• [Problem details] Your task is to output the data exactly as it stands.
====== Provided data ======
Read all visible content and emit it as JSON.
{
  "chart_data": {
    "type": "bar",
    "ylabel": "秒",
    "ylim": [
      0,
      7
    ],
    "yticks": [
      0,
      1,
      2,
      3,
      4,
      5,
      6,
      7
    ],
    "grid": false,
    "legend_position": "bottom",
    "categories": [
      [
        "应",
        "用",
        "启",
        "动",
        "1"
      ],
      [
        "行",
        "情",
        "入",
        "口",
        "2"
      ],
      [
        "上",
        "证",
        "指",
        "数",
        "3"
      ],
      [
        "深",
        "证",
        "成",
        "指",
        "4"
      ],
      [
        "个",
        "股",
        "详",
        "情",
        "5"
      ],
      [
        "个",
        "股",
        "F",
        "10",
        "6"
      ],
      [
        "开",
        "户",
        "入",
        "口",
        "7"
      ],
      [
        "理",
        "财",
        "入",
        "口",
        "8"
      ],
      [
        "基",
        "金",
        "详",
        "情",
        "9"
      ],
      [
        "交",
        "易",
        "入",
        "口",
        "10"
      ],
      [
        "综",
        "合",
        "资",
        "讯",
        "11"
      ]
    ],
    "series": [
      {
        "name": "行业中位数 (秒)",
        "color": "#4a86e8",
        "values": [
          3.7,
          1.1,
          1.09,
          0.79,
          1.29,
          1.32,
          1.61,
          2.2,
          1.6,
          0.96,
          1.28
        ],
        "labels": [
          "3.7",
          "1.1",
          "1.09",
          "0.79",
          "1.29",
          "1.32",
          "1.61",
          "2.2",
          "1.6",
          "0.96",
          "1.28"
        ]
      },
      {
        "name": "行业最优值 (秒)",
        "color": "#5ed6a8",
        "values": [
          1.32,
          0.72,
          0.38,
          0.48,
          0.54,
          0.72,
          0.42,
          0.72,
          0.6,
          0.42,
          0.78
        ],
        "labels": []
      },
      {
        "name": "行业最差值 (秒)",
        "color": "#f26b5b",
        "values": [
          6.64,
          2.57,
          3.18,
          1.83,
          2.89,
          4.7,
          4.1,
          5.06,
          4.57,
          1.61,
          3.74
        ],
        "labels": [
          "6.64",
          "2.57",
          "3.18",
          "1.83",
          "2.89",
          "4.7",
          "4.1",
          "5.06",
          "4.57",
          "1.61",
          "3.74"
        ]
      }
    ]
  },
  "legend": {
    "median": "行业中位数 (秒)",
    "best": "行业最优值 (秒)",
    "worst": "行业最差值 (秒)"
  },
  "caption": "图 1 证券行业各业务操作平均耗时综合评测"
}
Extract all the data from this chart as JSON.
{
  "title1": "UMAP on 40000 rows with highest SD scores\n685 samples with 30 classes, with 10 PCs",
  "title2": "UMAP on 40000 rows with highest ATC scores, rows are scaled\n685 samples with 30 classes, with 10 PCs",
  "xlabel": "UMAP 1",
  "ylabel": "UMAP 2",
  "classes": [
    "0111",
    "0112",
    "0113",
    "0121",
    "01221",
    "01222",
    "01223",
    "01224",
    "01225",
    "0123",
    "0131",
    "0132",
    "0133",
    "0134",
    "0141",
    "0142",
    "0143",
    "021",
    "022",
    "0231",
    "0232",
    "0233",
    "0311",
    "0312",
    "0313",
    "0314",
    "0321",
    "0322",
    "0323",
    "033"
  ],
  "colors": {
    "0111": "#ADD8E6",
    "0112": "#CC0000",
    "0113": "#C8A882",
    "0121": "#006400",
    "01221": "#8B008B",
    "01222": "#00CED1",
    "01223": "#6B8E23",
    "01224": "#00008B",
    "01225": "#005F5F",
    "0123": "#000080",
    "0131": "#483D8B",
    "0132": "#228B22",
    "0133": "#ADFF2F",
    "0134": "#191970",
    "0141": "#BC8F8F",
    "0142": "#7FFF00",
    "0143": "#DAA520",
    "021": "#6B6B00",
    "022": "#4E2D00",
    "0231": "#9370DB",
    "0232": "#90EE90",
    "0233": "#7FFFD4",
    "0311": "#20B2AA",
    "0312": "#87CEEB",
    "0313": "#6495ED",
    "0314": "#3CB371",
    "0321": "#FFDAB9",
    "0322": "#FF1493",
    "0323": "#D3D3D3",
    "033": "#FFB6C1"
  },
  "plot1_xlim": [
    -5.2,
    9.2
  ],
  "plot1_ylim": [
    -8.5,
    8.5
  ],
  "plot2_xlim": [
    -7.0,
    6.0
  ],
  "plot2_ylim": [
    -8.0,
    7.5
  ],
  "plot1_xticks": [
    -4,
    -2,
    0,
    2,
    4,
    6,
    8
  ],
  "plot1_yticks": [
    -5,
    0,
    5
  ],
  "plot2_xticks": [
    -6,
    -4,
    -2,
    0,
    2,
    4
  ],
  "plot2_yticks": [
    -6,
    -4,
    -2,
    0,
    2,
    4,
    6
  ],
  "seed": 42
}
======
• [Completed task]
Read all visible content and emit it as JSON.
{
  "chart_data": {
    "type": "bar",
    "ylabel": "秒",
    "ylim": [
      0,
      7
    ],
    "yticks": [
      0,
      1,
      2,
      3,
      4,
      5,
      6,
      7
    ],
    "grid": false,
    "legend_position": "bottom",
    "categories": [
      [
        "应",
        "用",
        "启",
        "动",
        "1"
      ],
      [
        "行",
        "情",
        "入",
        "口",
        "2"
      ],
      [
        "上",
        "证",
        "指",
        "数",
        "3"
      ],
      [
        "深",
        "证",
        "成",
        "指",
        "4"
      ],
      [
        "个",
        "股",
        "详",
        "情",
        "5"
      ],
      [
        "个",
        "股",
        "F",
        "10",
        "6"
      ],
      [
        "开",
        "户",
        "入",
        "口",
        "7"
      ],
      [
        "理",
        "财",
        "入",
        "口",
        "8"
      ],
      [
        "基",
        "金",
        "详",
        "情",
        "9"
      ],
      [
        "交",
        "易",
        "入",
        "口",
        "10"
      ],
      [
        "综",
        "合",
        "资",
        "讯",
        "11"
      ]
    ],
    "series": [
      {
        "name": "行业中位数 (秒)",
        "color": "#4a86e8",
        "values": [
          3.7,
          1.1,
          1.09,
          0.79,
          1.29,
          1.32,
          1.61,
          2.2,
          1.6,
          0.96,
          1.28
        ],
        "labels": [
          "3.7",
          "1.1",
          "1.09",
          "0.79",
          "1.29",
          "1.32",
          "1.61",
          "2.2",
          "1.6",
          "0.96",
          "1.28"
        ]
      },
      {
        "name": "行业最优值 (秒)",
        "color": "#5ed6a8",
        "values": [
          1.32,
          0.72,
          0.38,
          0.48,
          0.54,
          0.72,
          0.42,
          0.72,
          0.6,
          0.42,
          0.78
        ],
        "labels": []
      },
      {
        "name": "行业最差值 (秒)",
        "color": "#f26b5b",
        "values": [
          6.64,
          2.57,
          3.18,
          1.83,
          2.89,
          4.7,
          4.1,
          5.06,
          4.57,
          1.61,
          3.74
        ],
        "labels": [
          "6.64",
          "2.57",
          "3.18",
          "1.83",
          "2.89",
          "4.7",
          "4.1",
          "5.06",
          "4.57",
          "1.61",
          "3.74"
        ]
      }
    ]
  },
  "legend": {
    "median": "行业中位数 (秒)",
    "best": "行业最优值 (秒)",
    "worst": "行业最差值 (秒)"
  },
  "caption": "图 1 证券行业各业务操作平均耗时综合评测"
}
Extract all the data from this chart as JSON.
{
  "title1": "UMAP on 40000 rows with highest SD scores\n685 samples with 30 classes, with 10 PCs",
  "title2": "UMAP on 40000 rows with highest ATC scores, rows are scaled\n685 samples with 30 classes, with 10 PCs",
  "xlabel": "UMAP 1",
  "ylabel": "UMAP 2",
  "classes": [
    "0111",
    "0112",
    "0113",
    "0121",
    "01221",
    "01222",
    "01223",
    "01224",
    "01225",
    "0123",
    "0131",
    "0132",
    "0133",
    "0134",
    "0141",
    "0142",
    "0143",
    "021",
    "022",
    "0231",
    "0232",
    "0233",
    "0311",
    "0312",
    "0313",
    "0314",
    "0321",
    "0322",
    "0323",
    "033"
  ],
  "colors": {
    "0111": "#ADD8E6",
    "0112": "#CC0000",
    "0113": "#C8A882",
    "0121": "#006400",
    "01221": "#8B008B",
    "01222": "#00CED1",
    "01223": "#6B8E23",
    "01224": "#00008B",
    "01225": "#005F5F",
    "0123": "#000080",
    "0131": "#483D8B",
    "0132": "#228B22",
    "0133": "#ADFF2F",
    "0134": "#191970",
    "0141": "#BC8F8F",
    "0142": "#7FFF00",
    "0143": "#DAA520",
    "021": "#6B6B00",
    "022": "#4E2D00",
    "0231": "#9370DB",
    "0232": "#90EE90",
    "0233": "#7FFFD4",
    "0311": "#20B2AA",
    "0312": "#87CEEB",
    "0313": "#6495ED",
    "0314": "#3CB371",
    "0321": "#FFDAB9",
    "0322": "#FF1493",
    "0323": "#D3D3D3",
    "033": "#FFB6C1"
  },
  "plot1_xlim": [
    -5.2,
    9.2
  ],
  "plot1_ylim": [
    -8.5,
    8.5
  ],
  "plot2_xlim": [
    -7.0,
    6.0
  ],
  "plot2_ylim": [
    -8.0,
    7.5
  ],
  "plot1_xticks": [
    -4,
    -2,
    0,
    2,
    4,
    6,
    8
  ],
  "plot1_yticks": [
    -5,
    0,
    5
  ],
  "plot2_xticks": [
    -6,
    -4,
    -2,
    0,
    2,
    4
  ],
  "plot2_yticks": [
    -6,
    -4,
    -2,
    0,
    2,
    4,
    6
  ],
  "seed": 42
}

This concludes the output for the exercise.